Extracted text:
* start *

This year I knew my wife was due for a moose tag, so I put my usual more ambitious hunting plans on hold for the year and decided to just concentrate on hunting around home with her. We got a week off and both grandmas agreed to watch the kids... perfect!

Day 1. Between work and some home renovations this was the first day we'd not been working in 6 weeks, and it was my birthday. I got a good feeling! We hiked down a river bed a few miles. The cover was ridiculously thick, the boulders were pretty poor footing, and the river crossing's were sketchy. We saw 4 deer and a mother grizzly with her cub. After lunch we got the quad fired up, intending to try to find a way into some ridges further up stream. The river had switched channels since last year, the crossing looked deeper "Its too deep" say's wife. I drive in "Its too deep" she repeats, then the quad starts getting pushed downstream, then it really is too deep and I drown the quad. By the time we get it out of the river and started again we are wet up to our chests, I think because it was my birthday she went pretty easy on me considering. We head back home for birthday cake and beers, and to change oil in the quad.

Day 2. We hike upstream, its not as thick. We hunt some old river channels and see 6 deer and a cow moose. We find a few good concentrations of sign and. Wife is getting tired of walking, walking down the river is hard, we've done lots of walking. Tomorrow we will just hang around the good areas we've found and do some calling.

* end *

Data extract:
* start *

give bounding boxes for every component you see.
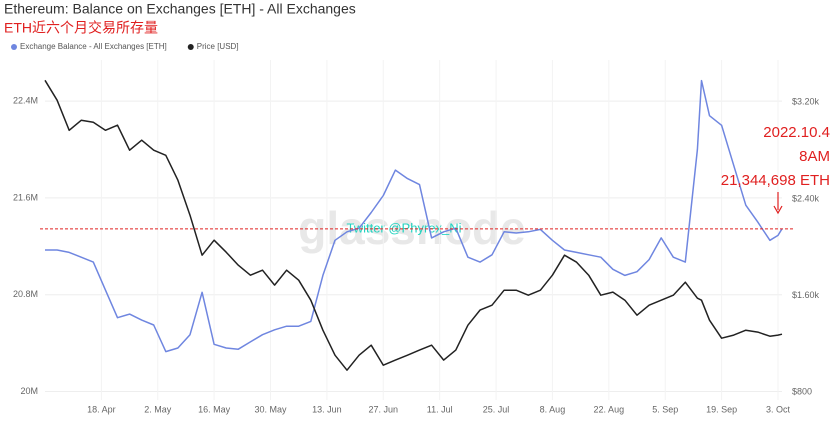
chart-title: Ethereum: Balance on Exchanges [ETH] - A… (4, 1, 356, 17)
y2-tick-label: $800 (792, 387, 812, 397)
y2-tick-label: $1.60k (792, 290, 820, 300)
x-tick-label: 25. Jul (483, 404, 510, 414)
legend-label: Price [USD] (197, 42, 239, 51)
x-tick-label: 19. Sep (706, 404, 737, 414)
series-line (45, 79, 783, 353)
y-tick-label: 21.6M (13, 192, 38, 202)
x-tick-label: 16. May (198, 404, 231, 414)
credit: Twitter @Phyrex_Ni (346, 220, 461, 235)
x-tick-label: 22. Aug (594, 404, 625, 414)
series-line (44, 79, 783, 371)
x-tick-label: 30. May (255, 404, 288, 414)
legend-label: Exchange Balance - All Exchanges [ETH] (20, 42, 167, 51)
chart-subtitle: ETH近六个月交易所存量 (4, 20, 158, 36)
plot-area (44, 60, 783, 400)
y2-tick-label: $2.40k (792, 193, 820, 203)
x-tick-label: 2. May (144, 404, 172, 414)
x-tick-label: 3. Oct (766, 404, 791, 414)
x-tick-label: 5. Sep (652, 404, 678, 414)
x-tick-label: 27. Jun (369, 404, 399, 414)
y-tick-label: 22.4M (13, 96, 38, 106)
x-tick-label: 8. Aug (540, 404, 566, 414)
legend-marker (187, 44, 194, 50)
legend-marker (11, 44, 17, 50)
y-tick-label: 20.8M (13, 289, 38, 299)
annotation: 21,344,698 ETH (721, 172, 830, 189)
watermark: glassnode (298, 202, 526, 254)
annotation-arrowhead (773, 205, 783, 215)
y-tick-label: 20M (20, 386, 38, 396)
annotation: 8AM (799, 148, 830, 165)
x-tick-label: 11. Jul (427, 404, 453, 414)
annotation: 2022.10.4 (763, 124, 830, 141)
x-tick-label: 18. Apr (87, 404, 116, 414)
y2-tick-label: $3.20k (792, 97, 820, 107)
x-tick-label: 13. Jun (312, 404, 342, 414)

* end *
* start *

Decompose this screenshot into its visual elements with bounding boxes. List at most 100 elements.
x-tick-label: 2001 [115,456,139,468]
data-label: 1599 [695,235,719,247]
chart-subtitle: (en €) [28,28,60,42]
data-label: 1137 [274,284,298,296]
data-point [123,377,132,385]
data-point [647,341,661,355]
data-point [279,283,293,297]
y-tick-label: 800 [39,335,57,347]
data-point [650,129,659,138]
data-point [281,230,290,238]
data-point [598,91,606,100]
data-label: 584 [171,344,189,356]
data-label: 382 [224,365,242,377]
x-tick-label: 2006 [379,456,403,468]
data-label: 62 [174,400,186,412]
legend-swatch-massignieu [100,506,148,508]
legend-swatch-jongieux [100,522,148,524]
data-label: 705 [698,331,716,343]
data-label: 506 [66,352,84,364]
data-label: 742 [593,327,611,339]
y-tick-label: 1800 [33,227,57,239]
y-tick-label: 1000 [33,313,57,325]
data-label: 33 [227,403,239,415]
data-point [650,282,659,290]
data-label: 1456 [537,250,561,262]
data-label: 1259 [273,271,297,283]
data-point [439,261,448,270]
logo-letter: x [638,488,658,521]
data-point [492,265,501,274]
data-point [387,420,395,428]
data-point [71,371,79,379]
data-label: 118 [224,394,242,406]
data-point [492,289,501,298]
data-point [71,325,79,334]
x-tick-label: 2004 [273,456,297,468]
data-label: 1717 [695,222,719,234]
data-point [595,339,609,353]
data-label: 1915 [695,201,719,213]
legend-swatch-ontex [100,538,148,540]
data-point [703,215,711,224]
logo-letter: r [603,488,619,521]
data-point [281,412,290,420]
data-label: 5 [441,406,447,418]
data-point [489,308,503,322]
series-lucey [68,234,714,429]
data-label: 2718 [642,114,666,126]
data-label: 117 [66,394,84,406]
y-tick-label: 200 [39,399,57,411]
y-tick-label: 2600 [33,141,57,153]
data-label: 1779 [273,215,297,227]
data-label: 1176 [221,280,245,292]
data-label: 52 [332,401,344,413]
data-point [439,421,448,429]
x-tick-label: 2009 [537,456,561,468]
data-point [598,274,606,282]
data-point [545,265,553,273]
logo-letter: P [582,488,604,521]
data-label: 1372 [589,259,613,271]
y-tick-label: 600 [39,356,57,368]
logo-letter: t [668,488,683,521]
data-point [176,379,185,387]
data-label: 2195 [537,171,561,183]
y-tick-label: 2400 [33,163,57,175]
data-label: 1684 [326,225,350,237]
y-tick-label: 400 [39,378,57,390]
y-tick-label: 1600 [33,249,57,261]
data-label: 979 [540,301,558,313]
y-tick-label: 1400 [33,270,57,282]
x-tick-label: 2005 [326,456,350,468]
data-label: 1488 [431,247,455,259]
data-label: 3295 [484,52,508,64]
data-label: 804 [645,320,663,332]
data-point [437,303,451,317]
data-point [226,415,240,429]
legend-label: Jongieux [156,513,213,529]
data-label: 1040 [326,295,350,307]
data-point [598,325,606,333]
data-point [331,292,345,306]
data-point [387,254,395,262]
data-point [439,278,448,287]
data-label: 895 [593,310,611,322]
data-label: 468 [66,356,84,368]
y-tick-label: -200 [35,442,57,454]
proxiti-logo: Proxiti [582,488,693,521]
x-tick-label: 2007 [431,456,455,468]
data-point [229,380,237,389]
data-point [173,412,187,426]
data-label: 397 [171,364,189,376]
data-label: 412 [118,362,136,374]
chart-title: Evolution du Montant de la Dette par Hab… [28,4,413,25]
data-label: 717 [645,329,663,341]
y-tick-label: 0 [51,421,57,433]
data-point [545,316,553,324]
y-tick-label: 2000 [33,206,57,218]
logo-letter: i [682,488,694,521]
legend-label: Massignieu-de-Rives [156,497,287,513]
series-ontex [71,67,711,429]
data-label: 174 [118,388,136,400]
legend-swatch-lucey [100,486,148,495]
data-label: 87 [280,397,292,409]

* end *
* start *

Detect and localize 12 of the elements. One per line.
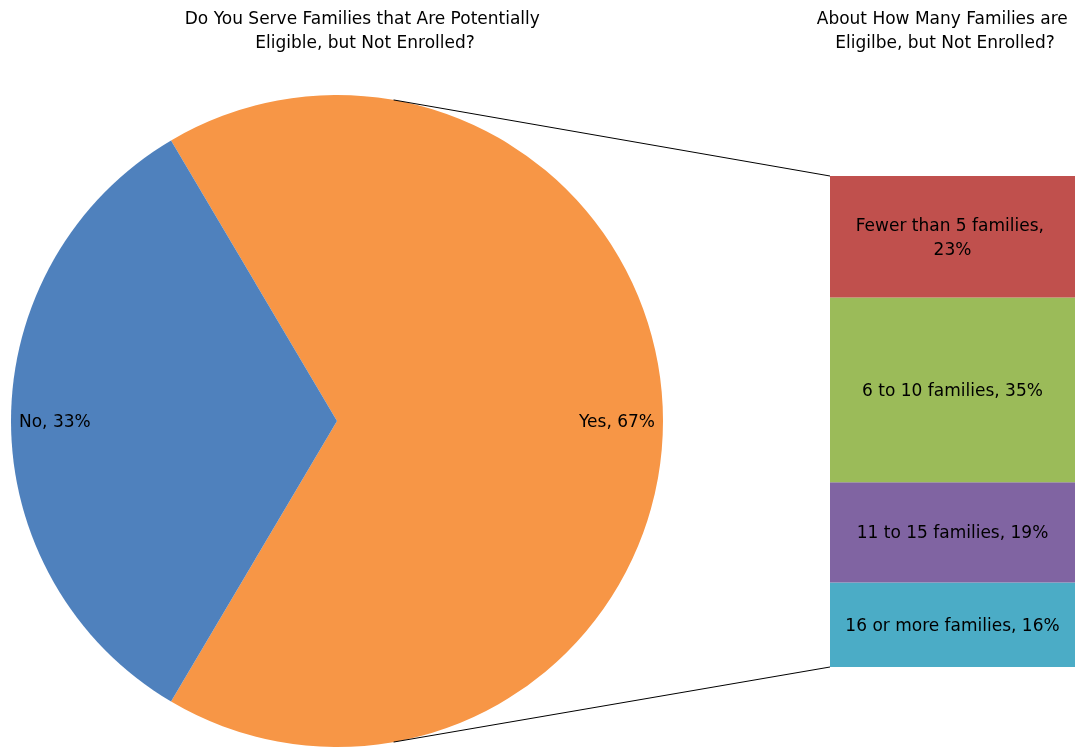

* end *

Set tasks:
1: Answer from the hunting trip account:
(a) How many deer were seen on Day 1?
(b) What kind of moose was seen on Day 2?
(c) What did the pair head home for after getting the quad out of the river?
2: List every animal sighting in the hunting trip account, giving the day of each.
The rows are drawn from a separate source and are unrelated to the hunting trip account.

Worked answers:
1:
(a) 4
(b) A cow moose
(c) Birthday cake and beers, and to change oil in the quad

2:
- Day 1: 4 deer
- Day 1: a mother grizzly with her cub
- Day 2: 6 deer
- Day 2: a cow moose